◆ Written exercise
What lines of the data hold the string "title"? Pull each one out.

◆ Material provided
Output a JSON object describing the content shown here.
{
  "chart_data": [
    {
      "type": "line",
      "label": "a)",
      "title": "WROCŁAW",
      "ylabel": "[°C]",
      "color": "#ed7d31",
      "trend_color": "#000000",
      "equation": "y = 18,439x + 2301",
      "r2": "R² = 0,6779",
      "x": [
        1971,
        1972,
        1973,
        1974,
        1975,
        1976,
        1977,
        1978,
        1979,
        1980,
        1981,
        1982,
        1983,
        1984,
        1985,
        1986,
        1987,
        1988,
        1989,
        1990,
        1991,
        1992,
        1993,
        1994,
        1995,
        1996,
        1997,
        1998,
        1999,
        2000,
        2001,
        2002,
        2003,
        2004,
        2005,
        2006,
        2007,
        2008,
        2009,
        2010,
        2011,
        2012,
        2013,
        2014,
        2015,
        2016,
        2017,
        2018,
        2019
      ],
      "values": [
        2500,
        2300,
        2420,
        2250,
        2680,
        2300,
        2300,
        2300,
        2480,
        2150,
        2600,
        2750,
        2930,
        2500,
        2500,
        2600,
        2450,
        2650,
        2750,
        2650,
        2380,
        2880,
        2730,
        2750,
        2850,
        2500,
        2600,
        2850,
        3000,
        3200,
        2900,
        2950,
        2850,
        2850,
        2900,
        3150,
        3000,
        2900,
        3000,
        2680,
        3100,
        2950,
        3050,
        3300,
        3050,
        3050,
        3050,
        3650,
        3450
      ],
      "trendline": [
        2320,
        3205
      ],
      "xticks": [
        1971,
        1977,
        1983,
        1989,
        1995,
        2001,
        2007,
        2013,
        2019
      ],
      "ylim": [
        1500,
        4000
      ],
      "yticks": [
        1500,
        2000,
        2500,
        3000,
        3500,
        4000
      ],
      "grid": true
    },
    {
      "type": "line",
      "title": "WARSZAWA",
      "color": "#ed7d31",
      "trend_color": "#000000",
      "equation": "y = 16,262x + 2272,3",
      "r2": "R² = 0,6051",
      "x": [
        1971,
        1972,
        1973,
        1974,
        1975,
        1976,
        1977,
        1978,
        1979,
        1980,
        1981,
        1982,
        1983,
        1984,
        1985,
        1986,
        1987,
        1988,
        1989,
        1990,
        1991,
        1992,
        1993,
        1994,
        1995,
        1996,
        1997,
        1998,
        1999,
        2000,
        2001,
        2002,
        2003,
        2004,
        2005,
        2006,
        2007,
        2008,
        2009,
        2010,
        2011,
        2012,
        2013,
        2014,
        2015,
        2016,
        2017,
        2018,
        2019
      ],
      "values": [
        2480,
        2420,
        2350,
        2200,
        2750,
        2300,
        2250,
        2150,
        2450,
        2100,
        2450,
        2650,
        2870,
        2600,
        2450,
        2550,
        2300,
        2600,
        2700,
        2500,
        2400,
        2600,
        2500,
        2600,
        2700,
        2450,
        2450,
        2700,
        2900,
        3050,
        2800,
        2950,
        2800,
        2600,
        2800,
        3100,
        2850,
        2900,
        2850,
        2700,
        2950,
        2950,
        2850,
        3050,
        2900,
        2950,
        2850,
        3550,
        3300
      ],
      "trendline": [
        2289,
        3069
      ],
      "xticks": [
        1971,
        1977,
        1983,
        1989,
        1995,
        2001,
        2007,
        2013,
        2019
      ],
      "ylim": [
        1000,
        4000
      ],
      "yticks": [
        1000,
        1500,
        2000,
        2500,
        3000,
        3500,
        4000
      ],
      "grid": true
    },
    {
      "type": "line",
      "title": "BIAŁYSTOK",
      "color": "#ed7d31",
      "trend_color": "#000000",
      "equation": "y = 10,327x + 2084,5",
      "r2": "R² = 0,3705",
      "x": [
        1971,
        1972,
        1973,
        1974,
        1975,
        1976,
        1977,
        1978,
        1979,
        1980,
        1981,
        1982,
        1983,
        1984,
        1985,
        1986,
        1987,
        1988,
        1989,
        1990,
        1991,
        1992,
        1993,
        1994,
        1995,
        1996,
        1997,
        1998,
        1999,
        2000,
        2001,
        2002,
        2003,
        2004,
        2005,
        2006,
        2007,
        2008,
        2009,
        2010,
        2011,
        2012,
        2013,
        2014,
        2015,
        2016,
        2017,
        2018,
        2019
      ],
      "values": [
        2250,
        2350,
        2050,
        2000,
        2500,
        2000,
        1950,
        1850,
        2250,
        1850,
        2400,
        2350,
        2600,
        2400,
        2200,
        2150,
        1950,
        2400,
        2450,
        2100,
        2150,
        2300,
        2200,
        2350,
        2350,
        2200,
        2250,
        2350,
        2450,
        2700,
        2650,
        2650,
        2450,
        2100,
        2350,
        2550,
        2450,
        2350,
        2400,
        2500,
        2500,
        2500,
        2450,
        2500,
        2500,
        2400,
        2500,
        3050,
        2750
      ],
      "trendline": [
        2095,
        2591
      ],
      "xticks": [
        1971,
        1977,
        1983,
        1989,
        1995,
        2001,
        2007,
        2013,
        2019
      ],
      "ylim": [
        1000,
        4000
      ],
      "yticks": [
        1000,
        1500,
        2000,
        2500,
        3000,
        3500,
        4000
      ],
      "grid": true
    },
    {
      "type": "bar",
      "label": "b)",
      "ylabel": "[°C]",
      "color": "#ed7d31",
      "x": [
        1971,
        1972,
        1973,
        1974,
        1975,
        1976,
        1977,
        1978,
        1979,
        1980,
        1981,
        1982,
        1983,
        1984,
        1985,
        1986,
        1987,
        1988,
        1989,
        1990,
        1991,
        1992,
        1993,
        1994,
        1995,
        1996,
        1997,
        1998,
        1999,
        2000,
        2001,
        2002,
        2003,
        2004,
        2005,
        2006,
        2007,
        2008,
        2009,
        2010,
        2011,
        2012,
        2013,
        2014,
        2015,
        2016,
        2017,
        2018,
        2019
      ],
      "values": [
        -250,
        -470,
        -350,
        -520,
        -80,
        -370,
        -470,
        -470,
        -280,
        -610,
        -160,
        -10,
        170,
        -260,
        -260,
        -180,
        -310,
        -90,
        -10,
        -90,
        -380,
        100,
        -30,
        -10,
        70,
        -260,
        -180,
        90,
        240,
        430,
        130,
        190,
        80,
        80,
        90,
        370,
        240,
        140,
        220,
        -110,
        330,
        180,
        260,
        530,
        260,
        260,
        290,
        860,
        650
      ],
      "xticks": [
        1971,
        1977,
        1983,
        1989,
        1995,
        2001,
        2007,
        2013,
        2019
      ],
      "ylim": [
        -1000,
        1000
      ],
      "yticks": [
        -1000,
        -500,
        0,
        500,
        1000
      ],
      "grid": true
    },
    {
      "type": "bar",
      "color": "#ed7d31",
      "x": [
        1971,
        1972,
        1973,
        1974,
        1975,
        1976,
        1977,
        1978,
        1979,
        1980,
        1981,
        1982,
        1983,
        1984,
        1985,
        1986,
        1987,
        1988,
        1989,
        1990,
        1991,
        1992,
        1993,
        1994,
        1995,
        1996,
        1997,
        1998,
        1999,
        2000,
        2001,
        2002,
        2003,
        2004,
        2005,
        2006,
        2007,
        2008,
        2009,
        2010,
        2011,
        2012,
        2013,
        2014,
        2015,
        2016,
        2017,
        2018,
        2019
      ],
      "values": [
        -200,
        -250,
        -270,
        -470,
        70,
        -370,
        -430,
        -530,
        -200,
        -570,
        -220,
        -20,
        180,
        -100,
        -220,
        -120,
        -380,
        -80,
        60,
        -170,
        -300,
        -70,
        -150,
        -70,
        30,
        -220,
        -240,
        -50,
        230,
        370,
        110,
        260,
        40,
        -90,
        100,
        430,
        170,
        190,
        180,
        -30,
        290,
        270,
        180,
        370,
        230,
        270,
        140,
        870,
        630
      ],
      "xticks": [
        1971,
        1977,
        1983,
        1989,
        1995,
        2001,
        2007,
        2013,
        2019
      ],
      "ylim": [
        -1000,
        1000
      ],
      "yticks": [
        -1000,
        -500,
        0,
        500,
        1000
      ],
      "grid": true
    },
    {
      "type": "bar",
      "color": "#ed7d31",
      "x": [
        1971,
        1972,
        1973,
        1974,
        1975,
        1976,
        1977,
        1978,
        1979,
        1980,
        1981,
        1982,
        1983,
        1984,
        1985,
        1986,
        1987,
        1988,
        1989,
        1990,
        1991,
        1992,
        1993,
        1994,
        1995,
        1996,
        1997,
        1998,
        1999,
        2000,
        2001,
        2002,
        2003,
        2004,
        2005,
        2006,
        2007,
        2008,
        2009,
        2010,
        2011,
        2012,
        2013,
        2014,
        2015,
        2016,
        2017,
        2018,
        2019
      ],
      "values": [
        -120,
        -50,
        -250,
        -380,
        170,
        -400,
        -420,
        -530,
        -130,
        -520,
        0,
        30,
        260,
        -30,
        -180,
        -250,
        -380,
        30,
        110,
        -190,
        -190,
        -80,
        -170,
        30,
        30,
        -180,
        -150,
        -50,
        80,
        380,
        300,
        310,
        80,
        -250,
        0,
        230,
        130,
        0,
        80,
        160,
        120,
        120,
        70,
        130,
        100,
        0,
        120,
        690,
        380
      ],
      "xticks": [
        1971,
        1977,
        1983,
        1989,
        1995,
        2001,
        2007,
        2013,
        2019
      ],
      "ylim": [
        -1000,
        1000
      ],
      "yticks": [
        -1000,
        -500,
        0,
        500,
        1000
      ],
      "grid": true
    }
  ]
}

◆ Output of the exercise
      "title": "WROCŁAW",
      "title": "WARSZAWA",
      "title": "BIAŁYSTOK",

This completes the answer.